§ Aim of the exercise: Find how many lines in the data below mention "false". Give the number only.

━━━━━ Raw data

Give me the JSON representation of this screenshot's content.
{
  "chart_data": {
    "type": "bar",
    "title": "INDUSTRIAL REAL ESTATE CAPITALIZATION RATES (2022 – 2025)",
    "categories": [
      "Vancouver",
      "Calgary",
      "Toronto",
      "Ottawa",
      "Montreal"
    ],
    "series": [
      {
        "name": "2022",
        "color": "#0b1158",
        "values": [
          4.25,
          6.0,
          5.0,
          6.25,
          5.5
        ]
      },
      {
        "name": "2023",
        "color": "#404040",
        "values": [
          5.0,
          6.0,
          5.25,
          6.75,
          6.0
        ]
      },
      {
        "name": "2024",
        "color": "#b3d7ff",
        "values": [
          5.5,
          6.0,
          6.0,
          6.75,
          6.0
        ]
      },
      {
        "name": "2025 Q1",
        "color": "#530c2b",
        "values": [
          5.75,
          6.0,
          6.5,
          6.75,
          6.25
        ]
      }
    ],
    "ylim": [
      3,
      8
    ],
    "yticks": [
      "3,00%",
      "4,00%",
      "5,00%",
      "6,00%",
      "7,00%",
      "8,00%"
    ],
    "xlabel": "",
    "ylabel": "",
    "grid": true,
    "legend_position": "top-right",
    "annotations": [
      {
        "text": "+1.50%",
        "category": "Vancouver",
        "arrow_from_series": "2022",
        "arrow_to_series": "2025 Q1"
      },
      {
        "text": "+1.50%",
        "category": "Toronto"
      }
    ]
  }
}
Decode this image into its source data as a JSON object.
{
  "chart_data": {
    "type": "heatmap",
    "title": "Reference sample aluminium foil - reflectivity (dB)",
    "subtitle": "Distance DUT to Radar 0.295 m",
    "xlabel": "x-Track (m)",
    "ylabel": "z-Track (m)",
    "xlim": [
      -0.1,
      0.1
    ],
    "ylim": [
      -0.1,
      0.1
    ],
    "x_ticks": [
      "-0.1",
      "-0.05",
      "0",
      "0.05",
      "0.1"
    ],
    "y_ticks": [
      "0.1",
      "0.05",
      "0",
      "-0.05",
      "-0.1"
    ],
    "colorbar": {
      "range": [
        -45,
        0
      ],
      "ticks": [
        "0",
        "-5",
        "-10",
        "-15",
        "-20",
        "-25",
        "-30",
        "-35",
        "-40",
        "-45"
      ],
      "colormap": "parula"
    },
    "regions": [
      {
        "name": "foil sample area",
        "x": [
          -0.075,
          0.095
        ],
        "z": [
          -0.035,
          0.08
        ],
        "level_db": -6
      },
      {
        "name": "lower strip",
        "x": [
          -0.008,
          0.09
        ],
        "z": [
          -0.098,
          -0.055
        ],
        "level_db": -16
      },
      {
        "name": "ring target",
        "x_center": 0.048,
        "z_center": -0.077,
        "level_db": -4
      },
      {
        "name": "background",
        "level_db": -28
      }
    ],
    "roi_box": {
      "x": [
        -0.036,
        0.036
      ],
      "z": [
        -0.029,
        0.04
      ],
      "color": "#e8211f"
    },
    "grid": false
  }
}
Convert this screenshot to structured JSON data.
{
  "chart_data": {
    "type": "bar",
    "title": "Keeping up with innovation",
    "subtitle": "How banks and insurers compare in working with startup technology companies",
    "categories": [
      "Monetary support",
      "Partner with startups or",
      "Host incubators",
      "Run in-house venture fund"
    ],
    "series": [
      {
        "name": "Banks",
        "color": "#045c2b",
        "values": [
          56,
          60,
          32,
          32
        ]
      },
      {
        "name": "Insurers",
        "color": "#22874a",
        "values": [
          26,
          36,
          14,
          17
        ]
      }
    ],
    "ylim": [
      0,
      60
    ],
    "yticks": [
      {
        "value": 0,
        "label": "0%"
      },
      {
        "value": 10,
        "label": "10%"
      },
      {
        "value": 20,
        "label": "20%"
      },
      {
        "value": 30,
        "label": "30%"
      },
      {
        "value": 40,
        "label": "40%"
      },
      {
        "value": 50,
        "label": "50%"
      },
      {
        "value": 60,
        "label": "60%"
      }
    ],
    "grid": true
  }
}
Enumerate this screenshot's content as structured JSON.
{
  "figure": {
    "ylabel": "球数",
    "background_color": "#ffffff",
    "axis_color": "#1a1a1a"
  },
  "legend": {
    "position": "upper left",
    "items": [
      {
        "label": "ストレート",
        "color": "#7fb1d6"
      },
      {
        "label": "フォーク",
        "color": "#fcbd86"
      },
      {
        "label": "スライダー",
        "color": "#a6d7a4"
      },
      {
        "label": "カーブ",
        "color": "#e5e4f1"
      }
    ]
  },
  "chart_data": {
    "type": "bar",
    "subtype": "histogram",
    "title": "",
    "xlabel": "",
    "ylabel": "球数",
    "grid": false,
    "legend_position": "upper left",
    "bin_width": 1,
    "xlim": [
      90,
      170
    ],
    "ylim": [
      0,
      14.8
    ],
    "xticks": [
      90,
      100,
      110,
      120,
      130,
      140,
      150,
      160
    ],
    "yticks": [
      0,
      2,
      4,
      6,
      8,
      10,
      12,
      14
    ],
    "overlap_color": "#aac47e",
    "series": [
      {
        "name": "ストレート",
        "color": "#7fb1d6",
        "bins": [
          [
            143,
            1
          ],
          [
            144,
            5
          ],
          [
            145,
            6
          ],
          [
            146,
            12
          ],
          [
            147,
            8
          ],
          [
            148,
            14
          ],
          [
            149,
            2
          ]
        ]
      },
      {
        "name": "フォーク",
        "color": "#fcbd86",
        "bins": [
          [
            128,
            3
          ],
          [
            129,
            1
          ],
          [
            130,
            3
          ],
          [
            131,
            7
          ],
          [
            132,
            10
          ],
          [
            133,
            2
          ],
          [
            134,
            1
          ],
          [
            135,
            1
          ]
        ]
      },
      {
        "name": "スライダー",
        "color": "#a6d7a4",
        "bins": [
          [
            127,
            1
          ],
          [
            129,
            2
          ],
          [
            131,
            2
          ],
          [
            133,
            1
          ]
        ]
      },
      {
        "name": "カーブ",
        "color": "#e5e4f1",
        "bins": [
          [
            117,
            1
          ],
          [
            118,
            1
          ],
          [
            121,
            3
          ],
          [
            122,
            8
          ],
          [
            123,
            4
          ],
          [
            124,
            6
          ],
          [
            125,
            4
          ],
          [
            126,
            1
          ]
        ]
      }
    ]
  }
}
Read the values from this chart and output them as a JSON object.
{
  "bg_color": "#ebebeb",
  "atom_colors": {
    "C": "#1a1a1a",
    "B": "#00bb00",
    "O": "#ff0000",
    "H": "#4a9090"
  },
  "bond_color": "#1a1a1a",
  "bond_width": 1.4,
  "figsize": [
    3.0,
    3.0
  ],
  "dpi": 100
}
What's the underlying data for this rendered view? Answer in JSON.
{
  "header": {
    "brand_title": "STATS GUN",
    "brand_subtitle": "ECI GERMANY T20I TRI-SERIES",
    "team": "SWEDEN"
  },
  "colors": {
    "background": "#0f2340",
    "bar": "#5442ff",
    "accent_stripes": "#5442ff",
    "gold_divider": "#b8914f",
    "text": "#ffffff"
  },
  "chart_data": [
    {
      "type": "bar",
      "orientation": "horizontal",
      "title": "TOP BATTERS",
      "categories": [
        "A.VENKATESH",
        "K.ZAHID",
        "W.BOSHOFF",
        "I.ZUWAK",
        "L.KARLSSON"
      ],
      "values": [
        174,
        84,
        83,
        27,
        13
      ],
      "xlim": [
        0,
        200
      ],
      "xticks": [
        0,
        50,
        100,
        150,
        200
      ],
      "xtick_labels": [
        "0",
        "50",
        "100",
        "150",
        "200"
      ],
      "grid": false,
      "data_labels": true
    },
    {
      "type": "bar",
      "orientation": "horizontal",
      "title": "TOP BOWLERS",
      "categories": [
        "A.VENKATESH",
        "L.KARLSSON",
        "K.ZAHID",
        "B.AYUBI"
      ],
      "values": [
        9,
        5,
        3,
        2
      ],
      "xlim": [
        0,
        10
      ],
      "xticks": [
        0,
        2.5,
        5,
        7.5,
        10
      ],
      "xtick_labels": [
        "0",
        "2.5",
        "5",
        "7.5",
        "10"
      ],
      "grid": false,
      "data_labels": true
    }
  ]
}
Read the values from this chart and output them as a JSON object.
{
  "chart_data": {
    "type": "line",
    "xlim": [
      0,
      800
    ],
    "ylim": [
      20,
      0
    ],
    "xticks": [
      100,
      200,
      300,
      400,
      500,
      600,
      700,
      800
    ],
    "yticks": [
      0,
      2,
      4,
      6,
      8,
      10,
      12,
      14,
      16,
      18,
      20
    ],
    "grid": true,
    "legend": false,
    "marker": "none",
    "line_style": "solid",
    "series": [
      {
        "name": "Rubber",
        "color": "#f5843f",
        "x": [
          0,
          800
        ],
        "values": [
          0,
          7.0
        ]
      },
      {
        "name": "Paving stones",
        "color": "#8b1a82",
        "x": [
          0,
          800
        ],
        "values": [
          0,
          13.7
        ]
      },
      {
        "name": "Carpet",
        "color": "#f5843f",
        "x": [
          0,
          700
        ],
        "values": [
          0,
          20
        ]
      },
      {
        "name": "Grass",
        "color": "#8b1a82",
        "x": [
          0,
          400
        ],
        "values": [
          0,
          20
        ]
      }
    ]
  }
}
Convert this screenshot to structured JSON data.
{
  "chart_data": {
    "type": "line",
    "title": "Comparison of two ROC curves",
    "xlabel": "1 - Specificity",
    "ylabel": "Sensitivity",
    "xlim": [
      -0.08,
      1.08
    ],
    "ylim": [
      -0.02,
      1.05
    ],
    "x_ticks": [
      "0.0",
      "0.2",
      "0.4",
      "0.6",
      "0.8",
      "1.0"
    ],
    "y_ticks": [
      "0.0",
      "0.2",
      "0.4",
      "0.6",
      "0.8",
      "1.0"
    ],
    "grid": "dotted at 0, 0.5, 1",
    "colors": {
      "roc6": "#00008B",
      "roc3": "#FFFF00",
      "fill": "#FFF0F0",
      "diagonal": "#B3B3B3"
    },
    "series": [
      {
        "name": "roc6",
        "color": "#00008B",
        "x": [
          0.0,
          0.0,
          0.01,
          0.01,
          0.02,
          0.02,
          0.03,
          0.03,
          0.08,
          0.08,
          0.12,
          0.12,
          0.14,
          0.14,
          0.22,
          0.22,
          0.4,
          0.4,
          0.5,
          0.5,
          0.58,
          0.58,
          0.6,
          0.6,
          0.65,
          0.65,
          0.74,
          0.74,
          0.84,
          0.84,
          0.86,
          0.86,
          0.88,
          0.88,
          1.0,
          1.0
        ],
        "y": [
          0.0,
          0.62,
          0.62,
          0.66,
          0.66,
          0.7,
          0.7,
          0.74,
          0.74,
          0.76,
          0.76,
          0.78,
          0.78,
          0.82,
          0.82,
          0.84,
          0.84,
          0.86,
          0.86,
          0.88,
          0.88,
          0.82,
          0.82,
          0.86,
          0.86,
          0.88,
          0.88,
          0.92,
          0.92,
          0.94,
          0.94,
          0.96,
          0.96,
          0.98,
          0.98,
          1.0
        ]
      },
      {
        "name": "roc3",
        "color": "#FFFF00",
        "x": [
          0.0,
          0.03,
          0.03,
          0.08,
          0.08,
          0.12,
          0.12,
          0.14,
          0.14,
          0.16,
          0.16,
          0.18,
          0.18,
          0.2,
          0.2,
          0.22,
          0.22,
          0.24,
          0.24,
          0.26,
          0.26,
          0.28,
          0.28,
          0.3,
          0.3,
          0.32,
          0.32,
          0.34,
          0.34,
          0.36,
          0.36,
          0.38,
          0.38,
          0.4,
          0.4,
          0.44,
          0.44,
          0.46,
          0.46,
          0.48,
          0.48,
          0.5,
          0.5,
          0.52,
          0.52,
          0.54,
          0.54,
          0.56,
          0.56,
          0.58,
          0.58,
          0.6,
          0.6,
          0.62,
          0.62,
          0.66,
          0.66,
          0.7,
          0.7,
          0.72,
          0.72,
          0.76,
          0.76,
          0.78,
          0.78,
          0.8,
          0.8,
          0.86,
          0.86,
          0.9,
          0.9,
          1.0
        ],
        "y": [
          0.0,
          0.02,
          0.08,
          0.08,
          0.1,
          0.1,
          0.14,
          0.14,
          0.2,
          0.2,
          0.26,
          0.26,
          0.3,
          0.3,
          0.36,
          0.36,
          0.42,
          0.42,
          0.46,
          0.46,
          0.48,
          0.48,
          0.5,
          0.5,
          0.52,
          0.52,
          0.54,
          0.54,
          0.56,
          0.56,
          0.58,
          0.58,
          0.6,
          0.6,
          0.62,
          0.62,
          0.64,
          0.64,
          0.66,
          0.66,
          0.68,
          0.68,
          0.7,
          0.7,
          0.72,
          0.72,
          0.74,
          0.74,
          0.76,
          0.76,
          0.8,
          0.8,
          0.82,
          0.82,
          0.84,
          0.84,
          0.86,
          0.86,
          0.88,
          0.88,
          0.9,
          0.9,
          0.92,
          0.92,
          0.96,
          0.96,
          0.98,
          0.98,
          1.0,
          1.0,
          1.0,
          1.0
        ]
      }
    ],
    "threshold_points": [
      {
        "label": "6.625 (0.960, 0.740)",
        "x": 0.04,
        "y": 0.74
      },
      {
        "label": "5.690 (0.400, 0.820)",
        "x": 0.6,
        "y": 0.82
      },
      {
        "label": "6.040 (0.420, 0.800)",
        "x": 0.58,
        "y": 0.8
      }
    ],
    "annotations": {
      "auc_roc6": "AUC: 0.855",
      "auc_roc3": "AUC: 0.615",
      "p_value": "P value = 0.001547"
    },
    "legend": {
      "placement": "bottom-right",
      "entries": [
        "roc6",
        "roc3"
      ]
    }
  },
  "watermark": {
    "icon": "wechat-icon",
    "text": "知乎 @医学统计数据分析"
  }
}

━━━━━━━━━━

§ Output for this task: 5